## TASK DETAILS
In the data that follows, count the lines in which the word "screenshot" occurs, and report that figure alone.
________________________________________
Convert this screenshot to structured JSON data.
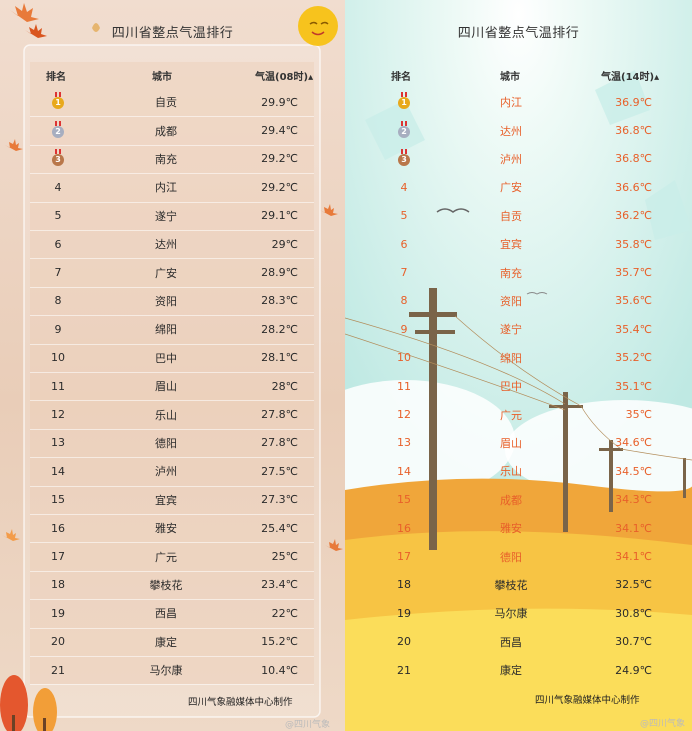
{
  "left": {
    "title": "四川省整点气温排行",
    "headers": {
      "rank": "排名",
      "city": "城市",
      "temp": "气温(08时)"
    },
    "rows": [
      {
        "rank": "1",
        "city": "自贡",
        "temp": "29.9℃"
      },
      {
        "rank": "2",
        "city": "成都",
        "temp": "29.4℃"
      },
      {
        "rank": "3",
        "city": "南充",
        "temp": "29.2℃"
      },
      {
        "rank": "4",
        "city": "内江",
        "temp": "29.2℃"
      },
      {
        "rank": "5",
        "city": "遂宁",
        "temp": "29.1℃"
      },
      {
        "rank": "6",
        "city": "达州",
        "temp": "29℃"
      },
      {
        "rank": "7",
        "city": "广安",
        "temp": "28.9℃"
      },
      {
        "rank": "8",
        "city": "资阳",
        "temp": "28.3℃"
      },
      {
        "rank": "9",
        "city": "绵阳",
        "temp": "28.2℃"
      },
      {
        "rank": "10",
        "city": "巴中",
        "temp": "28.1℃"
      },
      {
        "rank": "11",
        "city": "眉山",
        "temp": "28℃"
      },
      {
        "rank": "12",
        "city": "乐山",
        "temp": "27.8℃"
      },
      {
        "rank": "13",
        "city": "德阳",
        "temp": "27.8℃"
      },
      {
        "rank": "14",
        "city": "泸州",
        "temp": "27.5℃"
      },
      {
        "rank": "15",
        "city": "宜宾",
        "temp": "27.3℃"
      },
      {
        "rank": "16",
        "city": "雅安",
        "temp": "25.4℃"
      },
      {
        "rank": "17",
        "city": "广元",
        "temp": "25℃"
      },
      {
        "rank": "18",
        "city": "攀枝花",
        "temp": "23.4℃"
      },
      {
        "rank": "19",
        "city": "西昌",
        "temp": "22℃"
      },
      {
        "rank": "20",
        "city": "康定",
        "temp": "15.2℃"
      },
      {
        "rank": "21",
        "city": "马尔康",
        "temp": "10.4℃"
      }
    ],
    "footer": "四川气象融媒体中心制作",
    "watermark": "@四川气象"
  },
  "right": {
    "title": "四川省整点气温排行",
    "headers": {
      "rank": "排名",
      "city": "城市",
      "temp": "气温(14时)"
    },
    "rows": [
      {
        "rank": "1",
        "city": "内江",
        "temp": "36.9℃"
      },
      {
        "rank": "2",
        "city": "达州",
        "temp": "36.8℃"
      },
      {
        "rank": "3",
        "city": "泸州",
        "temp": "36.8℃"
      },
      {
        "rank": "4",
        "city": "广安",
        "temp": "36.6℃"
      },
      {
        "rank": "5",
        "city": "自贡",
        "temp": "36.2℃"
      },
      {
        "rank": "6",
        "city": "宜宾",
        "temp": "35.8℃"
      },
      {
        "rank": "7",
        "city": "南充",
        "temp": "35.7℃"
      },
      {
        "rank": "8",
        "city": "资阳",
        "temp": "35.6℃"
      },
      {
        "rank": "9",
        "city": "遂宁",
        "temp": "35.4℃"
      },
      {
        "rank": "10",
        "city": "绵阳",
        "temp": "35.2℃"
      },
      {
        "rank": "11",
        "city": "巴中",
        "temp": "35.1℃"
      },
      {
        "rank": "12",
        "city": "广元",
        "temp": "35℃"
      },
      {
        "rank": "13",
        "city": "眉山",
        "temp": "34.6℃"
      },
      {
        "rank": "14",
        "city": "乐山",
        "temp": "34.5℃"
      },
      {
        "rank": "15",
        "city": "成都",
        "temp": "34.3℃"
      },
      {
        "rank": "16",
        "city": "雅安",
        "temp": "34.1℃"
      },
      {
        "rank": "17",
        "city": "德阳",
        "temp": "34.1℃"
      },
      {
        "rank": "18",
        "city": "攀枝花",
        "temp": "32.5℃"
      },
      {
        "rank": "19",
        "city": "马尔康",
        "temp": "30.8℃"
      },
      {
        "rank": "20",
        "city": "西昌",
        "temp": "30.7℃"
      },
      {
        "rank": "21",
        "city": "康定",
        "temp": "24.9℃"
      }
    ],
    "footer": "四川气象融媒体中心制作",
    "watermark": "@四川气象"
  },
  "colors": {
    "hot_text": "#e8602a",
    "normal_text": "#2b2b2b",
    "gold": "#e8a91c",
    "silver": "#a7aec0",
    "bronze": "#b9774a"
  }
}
________________________________________
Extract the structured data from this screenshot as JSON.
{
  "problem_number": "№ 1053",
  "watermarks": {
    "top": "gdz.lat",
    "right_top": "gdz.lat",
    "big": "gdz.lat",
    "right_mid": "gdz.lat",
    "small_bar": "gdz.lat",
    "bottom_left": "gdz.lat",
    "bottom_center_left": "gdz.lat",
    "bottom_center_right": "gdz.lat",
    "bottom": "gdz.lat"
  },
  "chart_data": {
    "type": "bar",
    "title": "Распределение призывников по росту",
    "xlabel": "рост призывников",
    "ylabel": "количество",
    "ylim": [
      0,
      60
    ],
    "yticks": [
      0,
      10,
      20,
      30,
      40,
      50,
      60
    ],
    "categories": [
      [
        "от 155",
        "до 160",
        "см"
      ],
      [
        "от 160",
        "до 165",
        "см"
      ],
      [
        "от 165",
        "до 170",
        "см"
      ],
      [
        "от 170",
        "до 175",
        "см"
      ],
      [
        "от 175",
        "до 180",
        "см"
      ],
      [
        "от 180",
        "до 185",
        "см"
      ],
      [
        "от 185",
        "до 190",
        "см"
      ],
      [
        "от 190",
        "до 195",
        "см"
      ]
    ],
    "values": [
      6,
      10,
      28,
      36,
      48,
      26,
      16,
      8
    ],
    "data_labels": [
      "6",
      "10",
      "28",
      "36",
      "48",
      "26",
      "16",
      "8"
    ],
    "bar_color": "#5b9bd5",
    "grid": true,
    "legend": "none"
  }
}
________________________________________
## FULL OUTPUT
2